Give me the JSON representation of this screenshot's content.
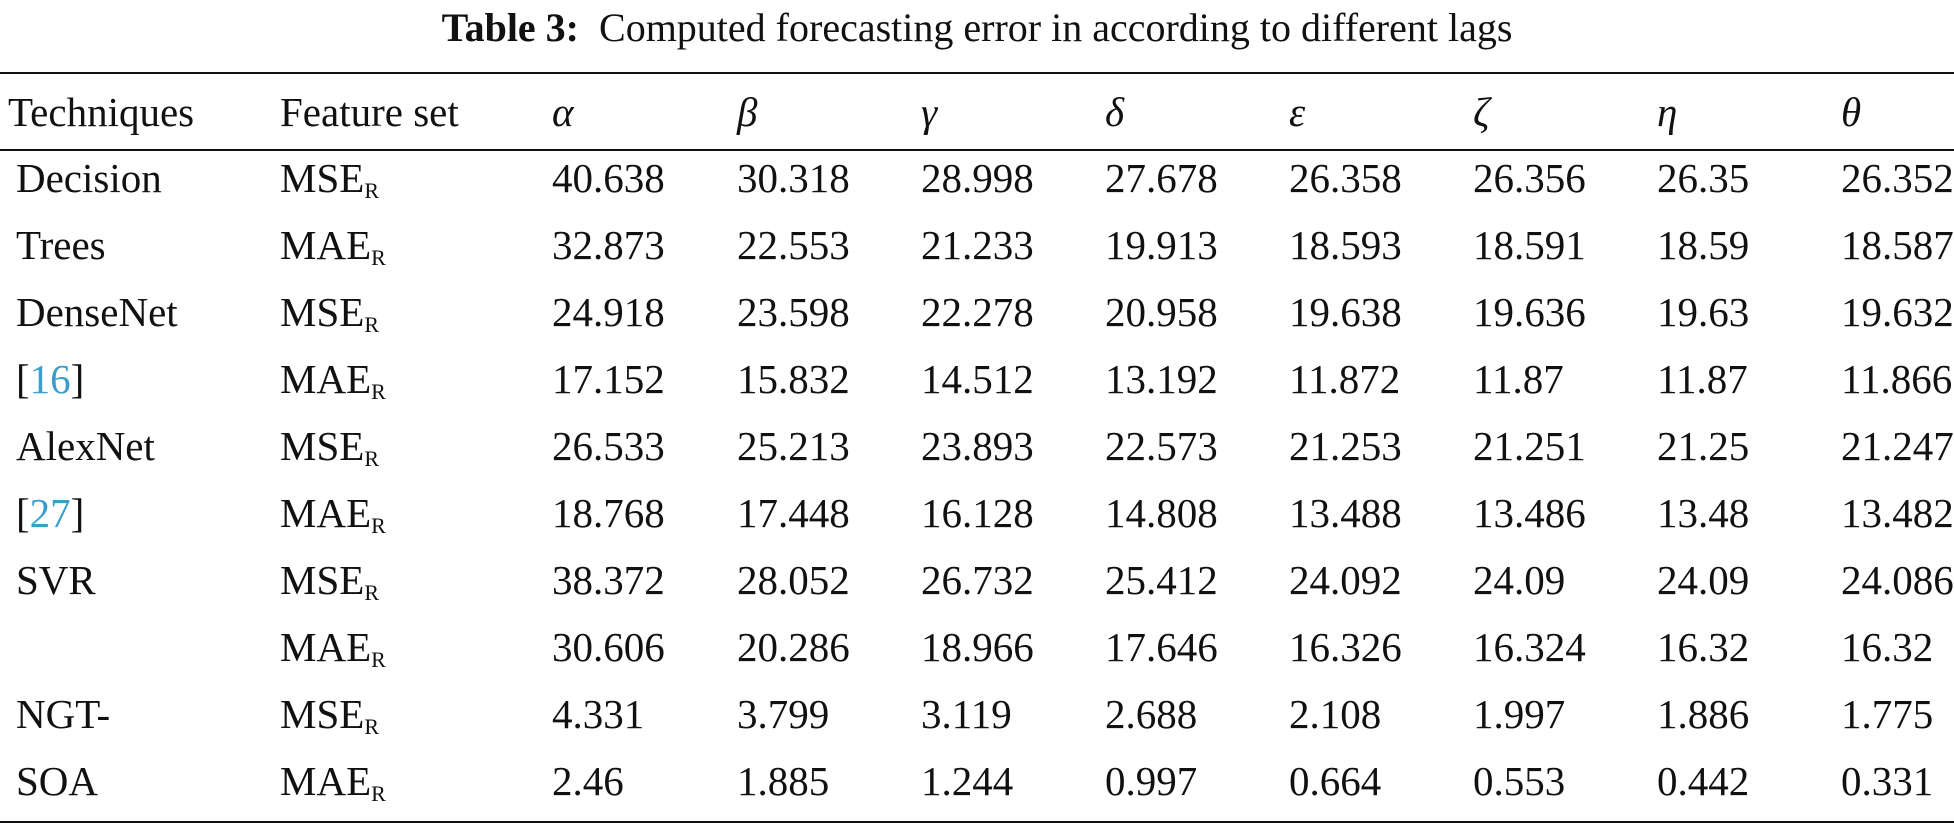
{
  "caption": {
    "label": "Table 3:",
    "text": "Computed forecasting error in according to different lags"
  },
  "headers": [
    "Techniques",
    "Feature set",
    "α",
    "β",
    "γ",
    "δ",
    "ε",
    "ζ",
    "η",
    "θ"
  ],
  "groups": [
    {
      "technique_line1": "Decision",
      "technique_line2": "Trees",
      "ref": "",
      "rows": [
        {
          "metric": "MSE",
          "sub": "R",
          "values": [
            "40.638",
            "30.318",
            "28.998",
            "27.678",
            "26.358",
            "26.356",
            "26.35",
            "26.352"
          ]
        },
        {
          "metric": "MAE",
          "sub": "R",
          "values": [
            "32.873",
            "22.553",
            "21.233",
            "19.913",
            "18.593",
            "18.591",
            "18.59",
            "18.587"
          ]
        }
      ]
    },
    {
      "technique_line1": "DenseNet",
      "technique_line2": "",
      "ref": "16",
      "rows": [
        {
          "metric": "MSE",
          "sub": "R",
          "values": [
            "24.918",
            "23.598",
            "22.278",
            "20.958",
            "19.638",
            "19.636",
            "19.63",
            "19.632"
          ]
        },
        {
          "metric": "MAE",
          "sub": "R",
          "values": [
            "17.152",
            "15.832",
            "14.512",
            "13.192",
            "11.872",
            "11.87",
            "11.87",
            "11.866"
          ]
        }
      ]
    },
    {
      "technique_line1": "AlexNet",
      "technique_line2": "",
      "ref": "27",
      "rows": [
        {
          "metric": "MSE",
          "sub": "R",
          "values": [
            "26.533",
            "25.213",
            "23.893",
            "22.573",
            "21.253",
            "21.251",
            "21.25",
            "21.247"
          ]
        },
        {
          "metric": "MAE",
          "sub": "R",
          "values": [
            "18.768",
            "17.448",
            "16.128",
            "14.808",
            "13.488",
            "13.486",
            "13.48",
            "13.482"
          ]
        }
      ]
    },
    {
      "technique_line1": "SVR",
      "technique_line2": "",
      "ref": "",
      "rows": [
        {
          "metric": "MSE",
          "sub": "R",
          "values": [
            "38.372",
            "28.052",
            "26.732",
            "25.412",
            "24.092",
            "24.09",
            "24.09",
            "24.086"
          ]
        },
        {
          "metric": "MAE",
          "sub": "R",
          "values": [
            "30.606",
            "20.286",
            "18.966",
            "17.646",
            "16.326",
            "16.324",
            "16.32",
            "16.32"
          ]
        }
      ]
    },
    {
      "technique_line1": "NGT-",
      "technique_line2": "SOA",
      "ref": "",
      "rows": [
        {
          "metric": "MSE",
          "sub": "R",
          "values": [
            "4.331",
            "3.799",
            "3.119",
            "2.688",
            "2.108",
            "1.997",
            "1.886",
            "1.775"
          ]
        },
        {
          "metric": "MAE",
          "sub": "R",
          "values": [
            "2.46",
            "1.885",
            "1.244",
            "0.997",
            "0.664",
            "0.553",
            "0.442",
            "0.331"
          ]
        }
      ]
    }
  ]
}
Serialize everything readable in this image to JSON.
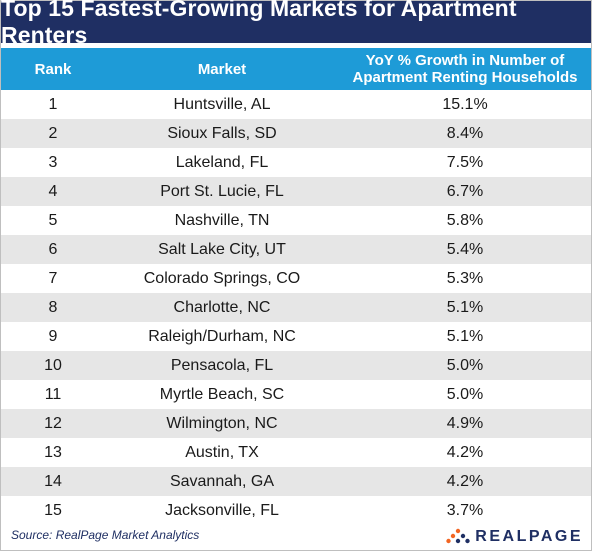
{
  "chart_data": {
    "type": "table",
    "title": "Top 15 Fastest-Growing Markets for Apartment Renters",
    "columns": {
      "rank": "Rank",
      "market": "Market",
      "growth_line1": "YoY % Growth in Number of",
      "growth_line2": "Apartment Renting Households"
    },
    "rows": [
      {
        "rank": "1",
        "market": "Huntsville, AL",
        "growth": "15.1%"
      },
      {
        "rank": "2",
        "market": "Sioux Falls, SD",
        "growth": "8.4%"
      },
      {
        "rank": "3",
        "market": "Lakeland, FL",
        "growth": "7.5%"
      },
      {
        "rank": "4",
        "market": "Port St. Lucie, FL",
        "growth": "6.7%"
      },
      {
        "rank": "5",
        "market": "Nashville, TN",
        "growth": "5.8%"
      },
      {
        "rank": "6",
        "market": "Salt Lake City, UT",
        "growth": "5.4%"
      },
      {
        "rank": "7",
        "market": "Colorado Springs, CO",
        "growth": "5.3%"
      },
      {
        "rank": "8",
        "market": "Charlotte, NC",
        "growth": "5.1%"
      },
      {
        "rank": "9",
        "market": "Raleigh/Durham, NC",
        "growth": "5.1%"
      },
      {
        "rank": "10",
        "market": "Pensacola, FL",
        "growth": "5.0%"
      },
      {
        "rank": "11",
        "market": "Myrtle Beach, SC",
        "growth": "5.0%"
      },
      {
        "rank": "12",
        "market": "Wilmington, NC",
        "growth": "4.9%"
      },
      {
        "rank": "13",
        "market": "Austin, TX",
        "growth": "4.2%"
      },
      {
        "rank": "14",
        "market": "Savannah, GA",
        "growth": "4.2%"
      },
      {
        "rank": "15",
        "market": "Jacksonville, FL",
        "growth": "3.7%"
      }
    ]
  },
  "footer": {
    "source": "Source: RealPage Market Analytics",
    "brand": "REALPAGE",
    "brand_icon": "realpage-logo-icon"
  },
  "colors": {
    "title_bg": "#1f2f63",
    "header_bg": "#1e9bd7",
    "stripe": "#e6e6e6",
    "logo_orange": "#f26522"
  }
}
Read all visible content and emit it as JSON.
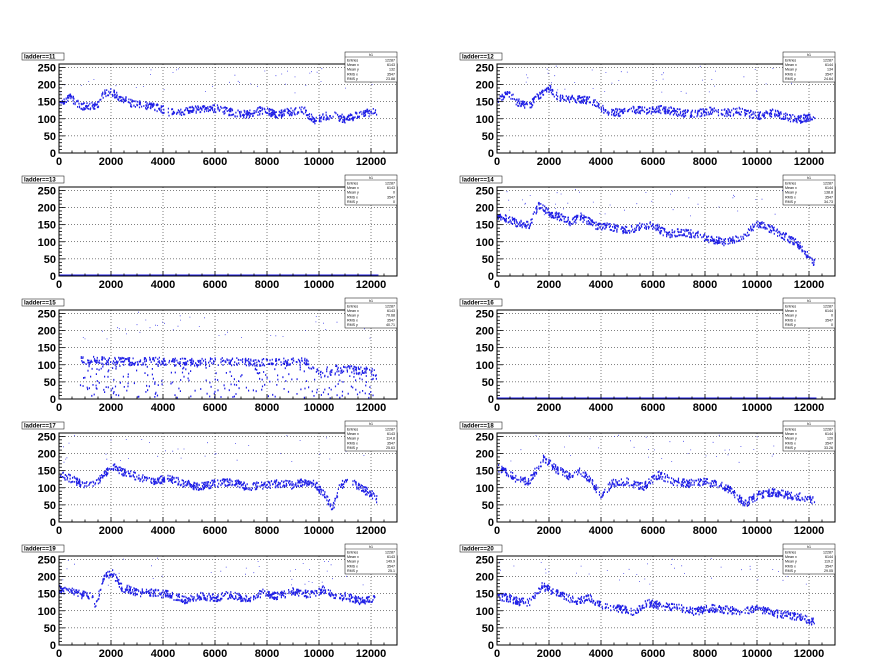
{
  "figure": {
    "footer": ""
  },
  "colors": {
    "marker": "#1f1fe6",
    "frame": "#000000",
    "grid": "#000000"
  },
  "chart_data": [
    {
      "type": "scatter",
      "title": "ladder==11",
      "xlim": [
        0,
        13000
      ],
      "ylim": [
        0,
        260
      ],
      "xticks": [
        "0",
        "2000",
        "4000",
        "6000",
        "8000",
        "10000",
        "12000"
      ],
      "yticks": [
        "0",
        "50",
        "100",
        "150",
        "200",
        "250"
      ],
      "stats": {
        "name": "h1",
        "rows": [
          {
            "label": "Entries",
            "value": "12287"
          },
          {
            "label": "Mean x",
            "value": "6143"
          },
          {
            "label": "Mean y",
            "value": "132"
          },
          {
            "label": "RMS x",
            "value": "3547"
          },
          {
            "label": "RMS y",
            "value": "23.88"
          }
        ]
      },
      "profile": [
        [
          0,
          150
        ],
        [
          400,
          165
        ],
        [
          800,
          140
        ],
        [
          1200,
          138
        ],
        [
          1500,
          145
        ],
        [
          1700,
          178
        ],
        [
          2000,
          182
        ],
        [
          2300,
          165
        ],
        [
          2700,
          150
        ],
        [
          3200,
          142
        ],
        [
          3800,
          135
        ],
        [
          4300,
          120
        ],
        [
          4700,
          122
        ],
        [
          5200,
          130
        ],
        [
          5700,
          135
        ],
        [
          6200,
          130
        ],
        [
          6700,
          120
        ],
        [
          7200,
          115
        ],
        [
          7800,
          128
        ],
        [
          8400,
          115
        ],
        [
          9000,
          125
        ],
        [
          9400,
          128
        ],
        [
          9800,
          95
        ],
        [
          10200,
          110
        ],
        [
          10600,
          112
        ],
        [
          11000,
          100
        ],
        [
          11600,
          118
        ],
        [
          12200,
          122
        ]
      ]
    },
    {
      "type": "scatter",
      "title": "ladder==12",
      "xlim": [
        0,
        13000
      ],
      "ylim": [
        0,
        260
      ],
      "xticks": [
        "0",
        "2000",
        "4000",
        "6000",
        "8000",
        "10000",
        "12000"
      ],
      "yticks": [
        "0",
        "50",
        "100",
        "150",
        "200",
        "250"
      ],
      "stats": {
        "name": "h1",
        "rows": [
          {
            "label": "Entries",
            "value": "12287"
          },
          {
            "label": "Mean x",
            "value": "6144"
          },
          {
            "label": "Mean y",
            "value": "134"
          },
          {
            "label": "RMS x",
            "value": "3547"
          },
          {
            "label": "RMS y",
            "value": "24.64"
          }
        ]
      },
      "profile": [
        [
          0,
          160
        ],
        [
          400,
          175
        ],
        [
          800,
          150
        ],
        [
          1200,
          140
        ],
        [
          1600,
          170
        ],
        [
          2000,
          190
        ],
        [
          2400,
          160
        ],
        [
          3000,
          160
        ],
        [
          3600,
          155
        ],
        [
          4200,
          125
        ],
        [
          4700,
          120
        ],
        [
          5200,
          128
        ],
        [
          5800,
          125
        ],
        [
          6400,
          130
        ],
        [
          7000,
          120
        ],
        [
          7600,
          118
        ],
        [
          8200,
          125
        ],
        [
          8800,
          120
        ],
        [
          9400,
          125
        ],
        [
          10000,
          110
        ],
        [
          10600,
          120
        ],
        [
          11000,
          110
        ],
        [
          11600,
          100
        ],
        [
          12200,
          112
        ]
      ]
    },
    {
      "type": "scatter",
      "title": "ladder==13",
      "xlim": [
        0,
        13000
      ],
      "ylim": [
        0,
        260
      ],
      "xticks": [
        "0",
        "2000",
        "4000",
        "6000",
        "8000",
        "10000",
        "12000"
      ],
      "yticks": [
        "0",
        "50",
        "100",
        "150",
        "200",
        "250"
      ],
      "stats": {
        "name": "h1",
        "rows": [
          {
            "label": "Entries",
            "value": "12287"
          },
          {
            "label": "Mean x",
            "value": "6143"
          },
          {
            "label": "Mean y",
            "value": "0"
          },
          {
            "label": "RMS x",
            "value": "3547"
          },
          {
            "label": "RMS y",
            "value": "0"
          }
        ]
      },
      "profile": [
        [
          0,
          1
        ],
        [
          12287,
          1
        ]
      ]
    },
    {
      "type": "scatter",
      "title": "ladder==14",
      "xlim": [
        0,
        13000
      ],
      "ylim": [
        0,
        260
      ],
      "xticks": [
        "0",
        "2000",
        "4000",
        "6000",
        "8000",
        "10000",
        "12000"
      ],
      "yticks": [
        "0",
        "50",
        "100",
        "150",
        "200",
        "250"
      ],
      "stats": {
        "name": "h1",
        "rows": [
          {
            "label": "Entries",
            "value": "12287"
          },
          {
            "label": "Mean x",
            "value": "6144"
          },
          {
            "label": "Mean y",
            "value": "138.8"
          },
          {
            "label": "RMS x",
            "value": "3547"
          },
          {
            "label": "RMS y",
            "value": "34.73"
          }
        ]
      },
      "profile": [
        [
          0,
          175
        ],
        [
          400,
          170
        ],
        [
          800,
          155
        ],
        [
          1200,
          150
        ],
        [
          1600,
          210
        ],
        [
          2000,
          185
        ],
        [
          2400,
          175
        ],
        [
          2800,
          160
        ],
        [
          3200,
          175
        ],
        [
          3800,
          150
        ],
        [
          4400,
          145
        ],
        [
          5000,
          135
        ],
        [
          5600,
          150
        ],
        [
          6000,
          150
        ],
        [
          6500,
          125
        ],
        [
          7000,
          130
        ],
        [
          7600,
          125
        ],
        [
          8200,
          110
        ],
        [
          8800,
          100
        ],
        [
          9400,
          115
        ],
        [
          10000,
          155
        ],
        [
          10500,
          140
        ],
        [
          11000,
          120
        ],
        [
          11500,
          100
        ],
        [
          11900,
          65
        ],
        [
          12200,
          40
        ]
      ]
    },
    {
      "type": "scatter",
      "title": "ladder==15",
      "xlim": [
        0,
        13000
      ],
      "ylim": [
        0,
        260
      ],
      "xticks": [
        "0",
        "2000",
        "4000",
        "6000",
        "8000",
        "10000",
        "12000"
      ],
      "yticks": [
        "0",
        "50",
        "100",
        "150",
        "200",
        "250"
      ],
      "stats": {
        "name": "h1",
        "rows": [
          {
            "label": "Entries",
            "value": "12287"
          },
          {
            "label": "Mean x",
            "value": "6143"
          },
          {
            "label": "Mean y",
            "value": "70.68"
          },
          {
            "label": "RMS x",
            "value": "3547"
          },
          {
            "label": "RMS y",
            "value": "40.71"
          }
        ]
      },
      "profile": [
        [
          800,
          115
        ],
        [
          1500,
          115
        ],
        [
          2500,
          112
        ],
        [
          3000,
          112
        ],
        [
          3700,
          115
        ],
        [
          4000,
          110
        ],
        [
          4500,
          110
        ],
        [
          5000,
          110
        ],
        [
          5600,
          112
        ],
        [
          6000,
          112
        ],
        [
          6600,
          112
        ],
        [
          7200,
          110
        ],
        [
          8000,
          110
        ],
        [
          8600,
          110
        ],
        [
          9400,
          112
        ],
        [
          9800,
          95
        ],
        [
          10200,
          72
        ],
        [
          10600,
          90
        ],
        [
          11000,
          90
        ],
        [
          11600,
          85
        ],
        [
          12200,
          80
        ]
      ]
    },
    {
      "type": "scatter",
      "title": "ladder==16",
      "xlim": [
        0,
        13000
      ],
      "ylim": [
        0,
        260
      ],
      "xticks": [
        "0",
        "2000",
        "4000",
        "6000",
        "8000",
        "10000",
        "12000"
      ],
      "yticks": [
        "0",
        "50",
        "100",
        "150",
        "200",
        "250"
      ],
      "stats": {
        "name": "h1",
        "rows": [
          {
            "label": "Entries",
            "value": "12287"
          },
          {
            "label": "Mean x",
            "value": "6144"
          },
          {
            "label": "Mean y",
            "value": "0"
          },
          {
            "label": "RMS x",
            "value": "3547"
          },
          {
            "label": "RMS y",
            "value": "0"
          }
        ]
      },
      "profile": [
        [
          0,
          1
        ],
        [
          12287,
          1
        ]
      ]
    },
    {
      "type": "scatter",
      "title": "ladder==17",
      "xlim": [
        0,
        13000
      ],
      "ylim": [
        0,
        260
      ],
      "xticks": [
        "0",
        "2000",
        "4000",
        "6000",
        "8000",
        "10000",
        "12000"
      ],
      "yticks": [
        "0",
        "50",
        "100",
        "150",
        "200",
        "250"
      ],
      "stats": {
        "name": "h1",
        "rows": [
          {
            "label": "Entries",
            "value": "12287"
          },
          {
            "label": "Mean x",
            "value": "6143"
          },
          {
            "label": "Mean y",
            "value": "114.8"
          },
          {
            "label": "RMS x",
            "value": "3547"
          },
          {
            "label": "RMS y",
            "value": "25.63"
          }
        ]
      },
      "profile": [
        [
          0,
          140
        ],
        [
          400,
          130
        ],
        [
          800,
          115
        ],
        [
          1200,
          110
        ],
        [
          1600,
          130
        ],
        [
          2000,
          165
        ],
        [
          2400,
          150
        ],
        [
          3000,
          135
        ],
        [
          3600,
          120
        ],
        [
          4200,
          130
        ],
        [
          4800,
          115
        ],
        [
          5400,
          105
        ],
        [
          6000,
          115
        ],
        [
          6600,
          120
        ],
        [
          7200,
          105
        ],
        [
          7800,
          110
        ],
        [
          8400,
          115
        ],
        [
          9000,
          110
        ],
        [
          9400,
          120
        ],
        [
          9800,
          115
        ],
        [
          10200,
          80
        ],
        [
          10500,
          40
        ],
        [
          10800,
          110
        ],
        [
          11200,
          120
        ],
        [
          11600,
          100
        ],
        [
          12000,
          85
        ],
        [
          12200,
          70
        ]
      ]
    },
    {
      "type": "scatter",
      "title": "ladder==18",
      "xlim": [
        0,
        13000
      ],
      "ylim": [
        0,
        260
      ],
      "xticks": [
        "0",
        "2000",
        "4000",
        "6000",
        "8000",
        "10000",
        "12000"
      ],
      "yticks": [
        "0",
        "50",
        "100",
        "150",
        "200",
        "250"
      ],
      "stats": {
        "name": "h1",
        "rows": [
          {
            "label": "Entries",
            "value": "12287"
          },
          {
            "label": "Mean x",
            "value": "6144"
          },
          {
            "label": "Mean y",
            "value": "120"
          },
          {
            "label": "RMS x",
            "value": "3547"
          },
          {
            "label": "RMS y",
            "value": "33.26"
          }
        ]
      },
      "profile": [
        [
          0,
          160
        ],
        [
          400,
          145
        ],
        [
          800,
          125
        ],
        [
          1200,
          120
        ],
        [
          1800,
          190
        ],
        [
          2200,
          160
        ],
        [
          2800,
          135
        ],
        [
          3200,
          150
        ],
        [
          3600,
          120
        ],
        [
          4000,
          80
        ],
        [
          4400,
          115
        ],
        [
          5000,
          120
        ],
        [
          5600,
          105
        ],
        [
          6200,
          140
        ],
        [
          6800,
          120
        ],
        [
          7400,
          115
        ],
        [
          8000,
          120
        ],
        [
          8600,
          110
        ],
        [
          9000,
          95
        ],
        [
          9500,
          55
        ],
        [
          10000,
          80
        ],
        [
          10600,
          90
        ],
        [
          11200,
          80
        ],
        [
          11800,
          75
        ],
        [
          12200,
          65
        ]
      ]
    },
    {
      "type": "scatter",
      "title": "ladder==19",
      "xlim": [
        0,
        13000
      ],
      "ylim": [
        0,
        260
      ],
      "xticks": [
        "0",
        "2000",
        "4000",
        "6000",
        "8000",
        "10000",
        "12000"
      ],
      "yticks": [
        "0",
        "50",
        "100",
        "150",
        "200",
        "250"
      ],
      "stats": {
        "name": "h1",
        "rows": [
          {
            "label": "Entries",
            "value": "12287"
          },
          {
            "label": "Mean x",
            "value": "6143"
          },
          {
            "label": "Mean y",
            "value": "149.9"
          },
          {
            "label": "RMS x",
            "value": "3547"
          },
          {
            "label": "RMS y",
            "value": "25.1"
          }
        ]
      },
      "profile": [
        [
          0,
          165
        ],
        [
          400,
          160
        ],
        [
          800,
          150
        ],
        [
          1200,
          145
        ],
        [
          1400,
          120
        ],
        [
          1700,
          200
        ],
        [
          2000,
          215
        ],
        [
          2400,
          170
        ],
        [
          3000,
          155
        ],
        [
          3600,
          155
        ],
        [
          4200,
          150
        ],
        [
          4800,
          135
        ],
        [
          5400,
          145
        ],
        [
          6000,
          140
        ],
        [
          6600,
          150
        ],
        [
          7200,
          135
        ],
        [
          7800,
          155
        ],
        [
          8400,
          145
        ],
        [
          9000,
          160
        ],
        [
          9600,
          150
        ],
        [
          10200,
          165
        ],
        [
          10600,
          140
        ],
        [
          11000,
          145
        ],
        [
          11600,
          130
        ],
        [
          12200,
          140
        ]
      ]
    },
    {
      "type": "scatter",
      "title": "ladder==20",
      "xlim": [
        0,
        13000
      ],
      "ylim": [
        0,
        260
      ],
      "xticks": [
        "0",
        "2000",
        "4000",
        "6000",
        "8000",
        "10000",
        "12000"
      ],
      "yticks": [
        "0",
        "50",
        "100",
        "150",
        "200",
        "250"
      ],
      "stats": {
        "name": "h1",
        "rows": [
          {
            "label": "Entries",
            "value": "12287"
          },
          {
            "label": "Mean x",
            "value": "6144"
          },
          {
            "label": "Mean y",
            "value": "119.2"
          },
          {
            "label": "RMS x",
            "value": "3547"
          },
          {
            "label": "RMS y",
            "value": "29.05"
          }
        ]
      },
      "profile": [
        [
          0,
          145
        ],
        [
          400,
          140
        ],
        [
          800,
          130
        ],
        [
          1200,
          125
        ],
        [
          1700,
          175
        ],
        [
          2100,
          160
        ],
        [
          2600,
          145
        ],
        [
          3000,
          130
        ],
        [
          3600,
          140
        ],
        [
          4000,
          115
        ],
        [
          4600,
          110
        ],
        [
          5200,
          100
        ],
        [
          5800,
          125
        ],
        [
          6400,
          115
        ],
        [
          7000,
          110
        ],
        [
          7600,
          100
        ],
        [
          8200,
          110
        ],
        [
          8800,
          105
        ],
        [
          9400,
          100
        ],
        [
          10000,
          110
        ],
        [
          10600,
          95
        ],
        [
          11200,
          90
        ],
        [
          11600,
          85
        ],
        [
          12200,
          70
        ]
      ]
    }
  ]
}
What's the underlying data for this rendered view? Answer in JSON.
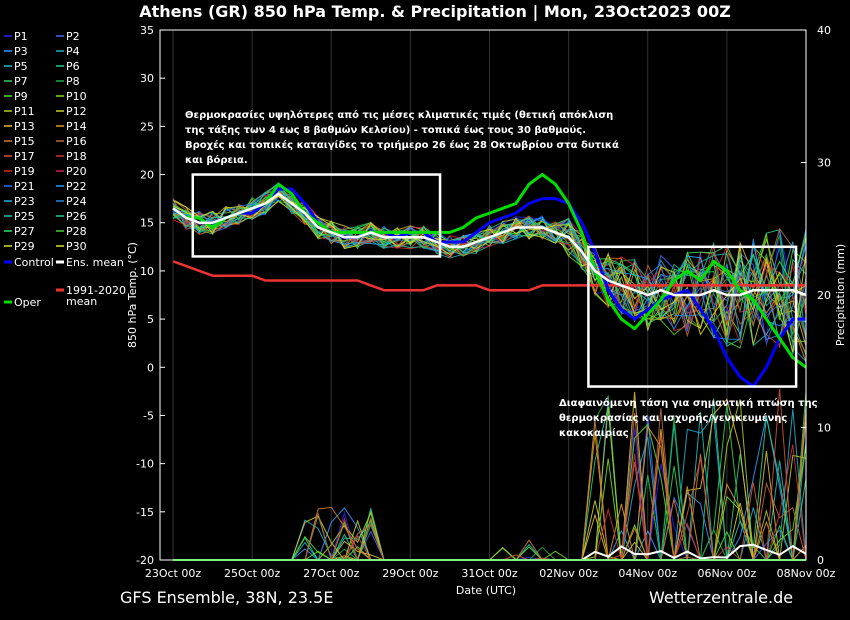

========================================================================

Exercise instructions
In the records above, find each line that holds the word "JSON"; copy all such lines.

Task output
Give me the JSON representation of this screenshot's content.
Serialize everything readable in this image to JSON.
Read all visible content and emit it as JSON.
What's the underlying data for this rendered view? Answer in JSON.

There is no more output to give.